Copy the data below exactly.

╭─ Recorded data

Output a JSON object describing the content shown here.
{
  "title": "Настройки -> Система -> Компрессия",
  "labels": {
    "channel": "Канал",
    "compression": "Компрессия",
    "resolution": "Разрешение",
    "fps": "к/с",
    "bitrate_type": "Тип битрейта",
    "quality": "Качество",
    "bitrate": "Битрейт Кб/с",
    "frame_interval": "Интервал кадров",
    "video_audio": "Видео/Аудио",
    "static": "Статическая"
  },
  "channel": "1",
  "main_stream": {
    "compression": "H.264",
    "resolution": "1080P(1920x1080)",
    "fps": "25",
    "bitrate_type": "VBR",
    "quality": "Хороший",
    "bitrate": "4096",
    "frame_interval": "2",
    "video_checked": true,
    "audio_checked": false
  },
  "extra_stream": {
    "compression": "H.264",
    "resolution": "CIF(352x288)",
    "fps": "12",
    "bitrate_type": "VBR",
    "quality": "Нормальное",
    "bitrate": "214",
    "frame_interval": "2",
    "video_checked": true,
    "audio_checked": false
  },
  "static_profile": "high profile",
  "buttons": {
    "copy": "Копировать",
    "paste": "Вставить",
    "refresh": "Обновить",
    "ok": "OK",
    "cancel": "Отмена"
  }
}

╰─

> _Completed exercise_:
Output a JSON object describing the content shown here.
{
  "title": "Настройки -> Система -> Компрессия",
  "labels": {
    "channel": "Канал",
    "compression": "Компрессия",
    "resolution": "Разрешение",
    "fps": "к/с",
    "bitrate_type": "Тип битрейта",
    "quality": "Качество",
    "bitrate": "Битрейт Кб/с",
    "frame_interval": "Интервал кадров",
    "video_audio": "Видео/Аудио",
    "static": "Статическая"
  },
  "channel": "1",
  "main_stream": {
    "compression": "H.264",
    "resolution": "1080P(1920x1080)",
    "fps": "25",
    "bitrate_type": "VBR",
    "quality": "Хороший",
    "bitrate": "4096",
    "frame_interval": "2",
    "video_checked": true,
    "audio_checked": false
  },
  "extra_stream": {
    "compression": "H.264",
    "resolution": "CIF(352x288)",
    "fps": "12",
    "bitrate_type": "VBR",
    "quality": "Нормальное",
    "bitrate": "214",
    "frame_interval": "2",
    "video_checked": true,
    "audio_checked": false
  },
  "static_profile": "high profile",
  "buttons": {
    "copy": "Копировать",
    "paste": "Вставить",
    "refresh": "Обновить",
    "ok": "OK",
    "cancel": "Отмена"
  }
}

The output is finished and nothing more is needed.